**Task prompt**. Write each line out exactly, leaving none out.

— begin Provided records —

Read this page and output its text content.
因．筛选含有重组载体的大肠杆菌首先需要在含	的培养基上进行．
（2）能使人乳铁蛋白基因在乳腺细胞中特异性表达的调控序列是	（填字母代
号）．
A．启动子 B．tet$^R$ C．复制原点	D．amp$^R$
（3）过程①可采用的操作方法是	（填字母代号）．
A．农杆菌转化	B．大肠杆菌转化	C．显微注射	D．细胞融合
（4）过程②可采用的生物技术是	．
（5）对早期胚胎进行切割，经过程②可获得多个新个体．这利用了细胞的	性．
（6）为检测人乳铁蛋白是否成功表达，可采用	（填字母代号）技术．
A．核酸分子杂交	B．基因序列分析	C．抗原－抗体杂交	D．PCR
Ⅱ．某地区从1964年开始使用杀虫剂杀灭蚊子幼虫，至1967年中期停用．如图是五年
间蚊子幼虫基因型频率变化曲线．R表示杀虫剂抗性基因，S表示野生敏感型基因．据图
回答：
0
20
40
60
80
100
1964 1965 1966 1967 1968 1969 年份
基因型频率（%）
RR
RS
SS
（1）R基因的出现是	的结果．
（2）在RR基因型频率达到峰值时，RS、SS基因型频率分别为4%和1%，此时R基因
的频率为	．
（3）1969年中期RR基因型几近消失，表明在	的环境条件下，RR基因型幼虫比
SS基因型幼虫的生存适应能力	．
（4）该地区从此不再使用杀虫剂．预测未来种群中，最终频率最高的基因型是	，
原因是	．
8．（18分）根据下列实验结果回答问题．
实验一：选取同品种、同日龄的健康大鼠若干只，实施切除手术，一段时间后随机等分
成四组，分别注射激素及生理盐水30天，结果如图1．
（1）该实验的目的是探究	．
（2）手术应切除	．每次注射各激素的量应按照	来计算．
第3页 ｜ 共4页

— end Provided records —

**Solved problem**.
Read this page and output its text content.
因．筛选含有重组载体的大肠杆菌首先需要在含	的培养基上进行．
（2）能使人乳铁蛋白基因在乳腺细胞中特异性表达的调控序列是	（填字母代
号）．
A．启动子 B．tet$^R$ C．复制原点	D．amp$^R$
（3）过程①可采用的操作方法是	（填字母代号）．
A．农杆菌转化	B．大肠杆菌转化	C．显微注射	D．细胞融合
（4）过程②可采用的生物技术是	．
（5）对早期胚胎进行切割，经过程②可获得多个新个体．这利用了细胞的	性．
（6）为检测人乳铁蛋白是否成功表达，可采用	（填字母代号）技术．
A．核酸分子杂交	B．基因序列分析	C．抗原－抗体杂交	D．PCR
Ⅱ．某地区从1964年开始使用杀虫剂杀灭蚊子幼虫，至1967年中期停用．如图是五年
间蚊子幼虫基因型频率变化曲线．R表示杀虫剂抗性基因，S表示野生敏感型基因．据图
回答：
0
20
40
60
80
100
1964 1965 1966 1967 1968 1969 年份
基因型频率（%）
RR
RS
SS
（1）R基因的出现是	的结果．
（2）在RR基因型频率达到峰值时，RS、SS基因型频率分别为4%和1%，此时R基因
的频率为	．
（3）1969年中期RR基因型几近消失，表明在	的环境条件下，RR基因型幼虫比
SS基因型幼虫的生存适应能力	．
（4）该地区从此不再使用杀虫剂．预测未来种群中，最终频率最高的基因型是	，
原因是	．
8．（18分）根据下列实验结果回答问题．
实验一：选取同品种、同日龄的健康大鼠若干只，实施切除手术，一段时间后随机等分
成四组，分别注射激素及生理盐水30天，结果如图1．
（1）该实验的目的是探究	．
（2）手术应切除	．每次注射各激素的量应按照	来计算．
第3页 ｜ 共4页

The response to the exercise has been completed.